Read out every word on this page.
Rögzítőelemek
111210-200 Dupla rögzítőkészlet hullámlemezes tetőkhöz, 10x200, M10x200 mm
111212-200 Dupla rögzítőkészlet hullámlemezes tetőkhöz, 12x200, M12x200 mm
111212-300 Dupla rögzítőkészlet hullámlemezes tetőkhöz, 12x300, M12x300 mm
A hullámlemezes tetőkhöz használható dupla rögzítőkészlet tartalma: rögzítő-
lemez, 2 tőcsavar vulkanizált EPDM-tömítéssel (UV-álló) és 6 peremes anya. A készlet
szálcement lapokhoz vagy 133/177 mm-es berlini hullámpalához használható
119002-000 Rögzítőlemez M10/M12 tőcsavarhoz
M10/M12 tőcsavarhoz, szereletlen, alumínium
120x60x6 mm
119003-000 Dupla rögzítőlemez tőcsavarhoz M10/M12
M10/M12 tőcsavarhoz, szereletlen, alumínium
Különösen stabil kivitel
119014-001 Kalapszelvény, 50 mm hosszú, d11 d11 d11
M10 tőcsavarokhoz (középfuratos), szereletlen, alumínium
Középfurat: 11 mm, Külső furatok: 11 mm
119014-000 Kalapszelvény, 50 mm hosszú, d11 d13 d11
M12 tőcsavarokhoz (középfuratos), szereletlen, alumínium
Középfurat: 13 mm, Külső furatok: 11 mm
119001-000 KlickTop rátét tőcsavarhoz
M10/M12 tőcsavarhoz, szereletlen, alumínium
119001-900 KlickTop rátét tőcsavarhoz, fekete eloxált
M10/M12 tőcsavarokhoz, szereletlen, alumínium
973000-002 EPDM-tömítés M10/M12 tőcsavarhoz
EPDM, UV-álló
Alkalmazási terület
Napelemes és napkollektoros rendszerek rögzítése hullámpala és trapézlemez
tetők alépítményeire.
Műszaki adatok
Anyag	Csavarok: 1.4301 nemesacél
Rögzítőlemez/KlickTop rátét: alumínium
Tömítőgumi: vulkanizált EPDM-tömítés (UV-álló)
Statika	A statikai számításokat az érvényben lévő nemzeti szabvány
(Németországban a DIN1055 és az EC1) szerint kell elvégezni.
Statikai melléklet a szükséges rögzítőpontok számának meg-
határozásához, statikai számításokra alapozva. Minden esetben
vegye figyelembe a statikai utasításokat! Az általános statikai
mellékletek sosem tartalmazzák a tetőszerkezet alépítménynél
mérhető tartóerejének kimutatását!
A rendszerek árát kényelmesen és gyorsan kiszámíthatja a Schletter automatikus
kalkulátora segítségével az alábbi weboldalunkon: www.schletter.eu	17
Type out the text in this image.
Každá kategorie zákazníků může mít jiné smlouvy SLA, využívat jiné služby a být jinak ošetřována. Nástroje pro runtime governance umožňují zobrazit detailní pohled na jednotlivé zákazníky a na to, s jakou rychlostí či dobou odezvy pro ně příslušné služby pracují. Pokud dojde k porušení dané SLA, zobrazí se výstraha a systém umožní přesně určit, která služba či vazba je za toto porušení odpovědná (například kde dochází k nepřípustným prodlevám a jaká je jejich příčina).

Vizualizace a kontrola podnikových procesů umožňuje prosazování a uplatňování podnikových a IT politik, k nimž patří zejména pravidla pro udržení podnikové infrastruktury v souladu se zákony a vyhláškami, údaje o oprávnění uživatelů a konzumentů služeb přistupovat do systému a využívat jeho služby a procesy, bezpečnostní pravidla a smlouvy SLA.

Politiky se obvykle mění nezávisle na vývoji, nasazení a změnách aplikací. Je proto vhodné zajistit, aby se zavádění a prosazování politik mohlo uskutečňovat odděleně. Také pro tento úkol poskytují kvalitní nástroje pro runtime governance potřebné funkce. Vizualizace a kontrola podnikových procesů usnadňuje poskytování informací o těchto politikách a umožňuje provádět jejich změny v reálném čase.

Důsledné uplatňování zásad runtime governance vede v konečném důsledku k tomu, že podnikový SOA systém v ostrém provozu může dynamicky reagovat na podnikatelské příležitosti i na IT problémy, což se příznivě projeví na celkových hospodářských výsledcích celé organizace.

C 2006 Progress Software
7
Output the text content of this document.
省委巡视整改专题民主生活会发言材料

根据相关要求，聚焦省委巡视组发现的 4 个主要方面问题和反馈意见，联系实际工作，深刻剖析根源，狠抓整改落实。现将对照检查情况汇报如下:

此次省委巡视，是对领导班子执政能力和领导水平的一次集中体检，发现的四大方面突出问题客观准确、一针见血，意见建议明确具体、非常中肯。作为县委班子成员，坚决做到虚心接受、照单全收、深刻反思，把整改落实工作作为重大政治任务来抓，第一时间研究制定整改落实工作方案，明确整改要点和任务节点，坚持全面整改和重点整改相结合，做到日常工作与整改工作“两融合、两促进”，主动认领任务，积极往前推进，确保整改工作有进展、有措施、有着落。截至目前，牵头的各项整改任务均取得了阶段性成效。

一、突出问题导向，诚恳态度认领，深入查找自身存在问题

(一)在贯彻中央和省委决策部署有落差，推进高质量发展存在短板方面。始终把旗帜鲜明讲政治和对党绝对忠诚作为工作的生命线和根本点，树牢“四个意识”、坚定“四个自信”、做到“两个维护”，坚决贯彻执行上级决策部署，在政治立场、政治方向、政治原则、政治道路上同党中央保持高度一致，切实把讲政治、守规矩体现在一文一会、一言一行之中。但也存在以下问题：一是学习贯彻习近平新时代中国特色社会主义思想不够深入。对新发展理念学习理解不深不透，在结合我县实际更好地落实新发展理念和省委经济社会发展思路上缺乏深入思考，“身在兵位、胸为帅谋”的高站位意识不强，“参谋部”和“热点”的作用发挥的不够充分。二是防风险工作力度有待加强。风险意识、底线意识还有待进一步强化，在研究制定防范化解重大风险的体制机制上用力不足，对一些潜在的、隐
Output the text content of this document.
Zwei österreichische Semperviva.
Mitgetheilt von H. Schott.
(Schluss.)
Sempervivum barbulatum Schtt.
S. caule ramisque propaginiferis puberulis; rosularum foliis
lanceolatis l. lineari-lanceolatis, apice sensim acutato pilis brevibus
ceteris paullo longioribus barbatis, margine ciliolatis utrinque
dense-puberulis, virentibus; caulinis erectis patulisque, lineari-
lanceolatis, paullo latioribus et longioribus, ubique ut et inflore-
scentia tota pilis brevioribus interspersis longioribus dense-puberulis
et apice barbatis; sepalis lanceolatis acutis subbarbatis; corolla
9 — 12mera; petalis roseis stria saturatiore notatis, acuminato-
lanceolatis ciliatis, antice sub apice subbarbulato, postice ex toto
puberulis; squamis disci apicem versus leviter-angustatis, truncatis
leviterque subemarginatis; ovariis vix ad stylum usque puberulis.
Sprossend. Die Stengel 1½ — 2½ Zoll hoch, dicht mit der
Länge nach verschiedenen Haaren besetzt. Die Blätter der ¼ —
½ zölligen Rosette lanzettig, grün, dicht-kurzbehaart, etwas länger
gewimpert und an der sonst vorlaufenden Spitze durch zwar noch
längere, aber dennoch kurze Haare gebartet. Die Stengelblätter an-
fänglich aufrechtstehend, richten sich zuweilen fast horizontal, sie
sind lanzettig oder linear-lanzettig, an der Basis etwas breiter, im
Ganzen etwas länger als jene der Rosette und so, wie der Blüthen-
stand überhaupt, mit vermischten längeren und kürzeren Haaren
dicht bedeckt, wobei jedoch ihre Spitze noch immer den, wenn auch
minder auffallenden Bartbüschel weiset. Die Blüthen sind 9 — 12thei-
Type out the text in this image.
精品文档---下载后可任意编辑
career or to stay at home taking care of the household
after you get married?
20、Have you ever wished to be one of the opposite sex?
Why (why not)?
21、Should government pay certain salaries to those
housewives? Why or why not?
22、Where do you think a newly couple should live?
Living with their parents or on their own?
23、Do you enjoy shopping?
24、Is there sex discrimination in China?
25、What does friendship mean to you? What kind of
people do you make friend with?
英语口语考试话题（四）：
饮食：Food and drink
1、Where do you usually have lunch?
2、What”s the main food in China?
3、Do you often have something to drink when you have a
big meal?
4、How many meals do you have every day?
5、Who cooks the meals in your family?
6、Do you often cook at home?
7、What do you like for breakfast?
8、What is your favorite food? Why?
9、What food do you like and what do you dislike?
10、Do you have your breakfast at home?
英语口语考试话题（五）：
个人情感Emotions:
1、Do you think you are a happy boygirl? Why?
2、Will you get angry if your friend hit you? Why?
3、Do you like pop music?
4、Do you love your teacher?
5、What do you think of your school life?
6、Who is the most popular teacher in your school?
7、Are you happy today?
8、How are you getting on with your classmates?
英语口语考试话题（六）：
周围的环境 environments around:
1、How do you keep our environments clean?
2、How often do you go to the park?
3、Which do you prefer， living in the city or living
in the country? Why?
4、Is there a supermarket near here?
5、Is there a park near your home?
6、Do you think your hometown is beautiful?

§ §

Gather each line holding the string "school".

Result:
5、What do you think of your school life?
6、Who is the most popular teacher in your school?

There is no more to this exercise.